* What is needed *
Locate all lines with the word "name". Copy them.

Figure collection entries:
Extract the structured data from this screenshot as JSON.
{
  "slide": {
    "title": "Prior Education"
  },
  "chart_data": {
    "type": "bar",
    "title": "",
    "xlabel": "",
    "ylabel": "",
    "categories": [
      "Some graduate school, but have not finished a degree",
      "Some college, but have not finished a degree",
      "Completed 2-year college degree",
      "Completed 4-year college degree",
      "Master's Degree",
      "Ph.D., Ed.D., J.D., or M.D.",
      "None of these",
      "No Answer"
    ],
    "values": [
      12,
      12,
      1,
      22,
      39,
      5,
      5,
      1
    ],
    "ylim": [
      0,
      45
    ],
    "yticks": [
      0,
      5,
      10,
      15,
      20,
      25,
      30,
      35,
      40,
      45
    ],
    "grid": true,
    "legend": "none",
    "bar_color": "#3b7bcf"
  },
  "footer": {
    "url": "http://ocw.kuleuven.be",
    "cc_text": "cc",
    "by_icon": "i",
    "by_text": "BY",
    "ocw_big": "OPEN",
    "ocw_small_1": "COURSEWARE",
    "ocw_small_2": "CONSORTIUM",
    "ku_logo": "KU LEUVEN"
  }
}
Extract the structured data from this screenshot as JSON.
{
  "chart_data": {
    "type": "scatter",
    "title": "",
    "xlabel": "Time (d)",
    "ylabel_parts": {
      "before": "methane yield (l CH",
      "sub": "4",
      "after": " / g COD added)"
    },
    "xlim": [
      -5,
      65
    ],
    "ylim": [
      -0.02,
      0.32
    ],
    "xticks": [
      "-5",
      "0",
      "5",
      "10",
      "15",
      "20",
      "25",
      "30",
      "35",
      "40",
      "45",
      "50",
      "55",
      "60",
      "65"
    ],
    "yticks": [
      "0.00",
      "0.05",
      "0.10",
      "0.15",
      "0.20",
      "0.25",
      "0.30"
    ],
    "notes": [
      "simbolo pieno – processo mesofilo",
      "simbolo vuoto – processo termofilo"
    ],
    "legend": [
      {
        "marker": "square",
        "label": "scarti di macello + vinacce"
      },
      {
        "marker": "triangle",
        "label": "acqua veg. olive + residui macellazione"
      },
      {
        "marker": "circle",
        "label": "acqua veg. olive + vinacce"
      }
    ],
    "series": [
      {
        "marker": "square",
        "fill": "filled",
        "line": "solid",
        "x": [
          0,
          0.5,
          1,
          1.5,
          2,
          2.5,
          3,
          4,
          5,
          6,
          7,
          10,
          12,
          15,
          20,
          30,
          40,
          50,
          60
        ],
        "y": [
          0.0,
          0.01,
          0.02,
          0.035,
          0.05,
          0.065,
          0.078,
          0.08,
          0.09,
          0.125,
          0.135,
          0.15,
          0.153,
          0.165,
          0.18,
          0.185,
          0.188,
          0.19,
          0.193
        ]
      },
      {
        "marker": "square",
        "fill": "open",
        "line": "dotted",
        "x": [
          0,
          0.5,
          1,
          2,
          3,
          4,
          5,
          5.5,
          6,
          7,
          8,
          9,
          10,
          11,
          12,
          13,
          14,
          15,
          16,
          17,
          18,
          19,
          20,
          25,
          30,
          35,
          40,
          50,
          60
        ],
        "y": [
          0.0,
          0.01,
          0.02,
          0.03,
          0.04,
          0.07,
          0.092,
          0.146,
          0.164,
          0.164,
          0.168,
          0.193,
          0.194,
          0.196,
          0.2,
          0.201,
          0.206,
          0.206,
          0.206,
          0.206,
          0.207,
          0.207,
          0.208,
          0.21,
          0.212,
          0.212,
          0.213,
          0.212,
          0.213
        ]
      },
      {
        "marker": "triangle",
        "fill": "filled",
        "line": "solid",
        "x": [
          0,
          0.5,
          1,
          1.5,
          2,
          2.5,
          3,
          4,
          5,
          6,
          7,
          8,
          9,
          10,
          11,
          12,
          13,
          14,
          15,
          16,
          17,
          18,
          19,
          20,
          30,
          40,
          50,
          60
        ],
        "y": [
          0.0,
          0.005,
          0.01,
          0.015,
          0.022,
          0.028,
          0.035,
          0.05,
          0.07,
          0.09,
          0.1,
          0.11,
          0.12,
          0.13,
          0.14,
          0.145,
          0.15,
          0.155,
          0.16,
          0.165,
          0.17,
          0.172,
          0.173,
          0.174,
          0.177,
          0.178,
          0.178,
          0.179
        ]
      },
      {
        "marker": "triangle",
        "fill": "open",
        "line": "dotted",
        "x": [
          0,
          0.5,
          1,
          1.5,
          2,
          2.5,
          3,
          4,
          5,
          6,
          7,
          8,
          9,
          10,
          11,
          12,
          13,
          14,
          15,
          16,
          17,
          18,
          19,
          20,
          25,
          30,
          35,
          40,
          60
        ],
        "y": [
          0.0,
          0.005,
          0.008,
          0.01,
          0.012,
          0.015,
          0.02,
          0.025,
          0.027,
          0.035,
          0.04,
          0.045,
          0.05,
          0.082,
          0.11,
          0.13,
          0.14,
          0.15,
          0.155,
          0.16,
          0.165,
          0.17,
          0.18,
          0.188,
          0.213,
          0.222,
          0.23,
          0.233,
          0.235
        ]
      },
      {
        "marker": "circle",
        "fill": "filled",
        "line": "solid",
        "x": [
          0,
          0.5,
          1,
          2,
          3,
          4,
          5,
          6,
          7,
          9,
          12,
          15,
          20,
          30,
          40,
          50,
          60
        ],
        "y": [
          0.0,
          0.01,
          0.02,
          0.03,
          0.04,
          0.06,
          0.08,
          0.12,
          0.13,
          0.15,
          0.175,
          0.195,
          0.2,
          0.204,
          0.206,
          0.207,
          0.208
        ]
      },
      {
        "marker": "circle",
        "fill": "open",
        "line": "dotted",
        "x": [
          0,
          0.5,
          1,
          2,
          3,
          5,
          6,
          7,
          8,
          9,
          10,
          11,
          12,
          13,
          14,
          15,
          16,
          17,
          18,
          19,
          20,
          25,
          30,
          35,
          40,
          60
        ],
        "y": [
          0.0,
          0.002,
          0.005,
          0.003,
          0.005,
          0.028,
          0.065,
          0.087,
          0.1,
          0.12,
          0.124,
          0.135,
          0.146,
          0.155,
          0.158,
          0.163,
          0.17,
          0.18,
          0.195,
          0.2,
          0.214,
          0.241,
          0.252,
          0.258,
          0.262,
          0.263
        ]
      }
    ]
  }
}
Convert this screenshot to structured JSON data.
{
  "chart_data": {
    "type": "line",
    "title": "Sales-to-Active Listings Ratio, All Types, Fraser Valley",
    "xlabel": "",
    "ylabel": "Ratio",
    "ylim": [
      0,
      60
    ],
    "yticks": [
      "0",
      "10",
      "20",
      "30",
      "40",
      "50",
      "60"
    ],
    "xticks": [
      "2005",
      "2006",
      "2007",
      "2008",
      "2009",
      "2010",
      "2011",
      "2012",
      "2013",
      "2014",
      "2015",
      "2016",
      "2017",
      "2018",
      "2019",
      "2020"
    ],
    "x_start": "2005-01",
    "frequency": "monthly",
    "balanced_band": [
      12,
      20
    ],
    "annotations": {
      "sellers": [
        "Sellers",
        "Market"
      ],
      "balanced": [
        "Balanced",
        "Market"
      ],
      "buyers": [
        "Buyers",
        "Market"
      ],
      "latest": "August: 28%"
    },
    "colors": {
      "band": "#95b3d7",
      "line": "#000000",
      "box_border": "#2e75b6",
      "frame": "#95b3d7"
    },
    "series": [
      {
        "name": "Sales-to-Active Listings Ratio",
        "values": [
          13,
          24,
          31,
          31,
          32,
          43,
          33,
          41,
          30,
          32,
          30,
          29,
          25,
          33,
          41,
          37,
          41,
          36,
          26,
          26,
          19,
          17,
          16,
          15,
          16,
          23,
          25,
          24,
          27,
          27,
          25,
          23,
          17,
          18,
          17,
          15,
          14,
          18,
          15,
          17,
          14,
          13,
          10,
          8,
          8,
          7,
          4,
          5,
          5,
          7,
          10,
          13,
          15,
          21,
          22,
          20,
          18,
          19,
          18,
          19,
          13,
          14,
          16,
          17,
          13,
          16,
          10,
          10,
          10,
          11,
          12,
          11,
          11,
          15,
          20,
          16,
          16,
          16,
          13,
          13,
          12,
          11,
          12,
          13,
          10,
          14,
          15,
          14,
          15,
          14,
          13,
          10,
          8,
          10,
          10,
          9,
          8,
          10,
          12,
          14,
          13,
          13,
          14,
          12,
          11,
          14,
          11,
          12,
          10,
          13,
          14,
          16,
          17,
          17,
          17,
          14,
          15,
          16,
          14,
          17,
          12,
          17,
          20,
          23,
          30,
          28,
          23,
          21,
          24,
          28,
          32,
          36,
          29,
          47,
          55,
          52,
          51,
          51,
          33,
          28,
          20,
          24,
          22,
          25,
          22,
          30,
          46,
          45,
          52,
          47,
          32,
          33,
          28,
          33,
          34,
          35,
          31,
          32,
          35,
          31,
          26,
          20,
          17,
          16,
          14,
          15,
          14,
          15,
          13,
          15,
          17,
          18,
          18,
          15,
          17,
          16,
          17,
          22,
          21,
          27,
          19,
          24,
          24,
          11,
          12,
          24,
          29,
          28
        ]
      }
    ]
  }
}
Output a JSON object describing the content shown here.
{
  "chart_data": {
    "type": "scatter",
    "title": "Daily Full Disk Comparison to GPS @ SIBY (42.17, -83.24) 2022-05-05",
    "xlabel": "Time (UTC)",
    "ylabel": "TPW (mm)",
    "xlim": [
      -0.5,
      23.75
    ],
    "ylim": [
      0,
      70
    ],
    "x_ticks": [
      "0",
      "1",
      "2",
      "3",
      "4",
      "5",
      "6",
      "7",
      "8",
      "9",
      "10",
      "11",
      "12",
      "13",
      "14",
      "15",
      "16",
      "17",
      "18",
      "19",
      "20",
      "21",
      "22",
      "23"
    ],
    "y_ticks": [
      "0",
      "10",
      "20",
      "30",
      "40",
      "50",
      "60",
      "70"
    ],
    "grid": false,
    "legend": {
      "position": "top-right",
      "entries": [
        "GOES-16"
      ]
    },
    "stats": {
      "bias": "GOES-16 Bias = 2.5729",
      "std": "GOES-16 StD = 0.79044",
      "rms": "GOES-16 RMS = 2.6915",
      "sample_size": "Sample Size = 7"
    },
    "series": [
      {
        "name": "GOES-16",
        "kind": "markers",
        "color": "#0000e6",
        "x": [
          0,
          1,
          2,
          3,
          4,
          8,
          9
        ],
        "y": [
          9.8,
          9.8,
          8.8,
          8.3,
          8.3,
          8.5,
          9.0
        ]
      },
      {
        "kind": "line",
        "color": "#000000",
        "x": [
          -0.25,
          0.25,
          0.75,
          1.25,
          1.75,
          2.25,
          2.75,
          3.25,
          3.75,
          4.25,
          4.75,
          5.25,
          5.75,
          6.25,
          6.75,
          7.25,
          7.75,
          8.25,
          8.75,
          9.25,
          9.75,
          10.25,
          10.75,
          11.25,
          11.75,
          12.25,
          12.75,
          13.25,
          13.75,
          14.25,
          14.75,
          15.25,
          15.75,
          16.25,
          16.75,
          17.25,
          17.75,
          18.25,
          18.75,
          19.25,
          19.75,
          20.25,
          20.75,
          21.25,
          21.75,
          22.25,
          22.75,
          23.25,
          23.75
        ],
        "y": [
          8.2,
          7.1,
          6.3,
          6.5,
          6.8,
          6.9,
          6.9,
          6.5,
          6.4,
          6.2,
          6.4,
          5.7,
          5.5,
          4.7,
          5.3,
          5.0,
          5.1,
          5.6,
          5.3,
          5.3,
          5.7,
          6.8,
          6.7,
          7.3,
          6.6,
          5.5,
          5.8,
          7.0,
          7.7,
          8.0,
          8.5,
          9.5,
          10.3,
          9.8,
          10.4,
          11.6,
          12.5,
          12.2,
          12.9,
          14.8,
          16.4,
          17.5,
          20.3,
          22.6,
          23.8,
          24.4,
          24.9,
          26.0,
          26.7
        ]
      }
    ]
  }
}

* The completed task *
        "name": "Sales-to-Active Listings Ratio",
        "name": "GOES-16",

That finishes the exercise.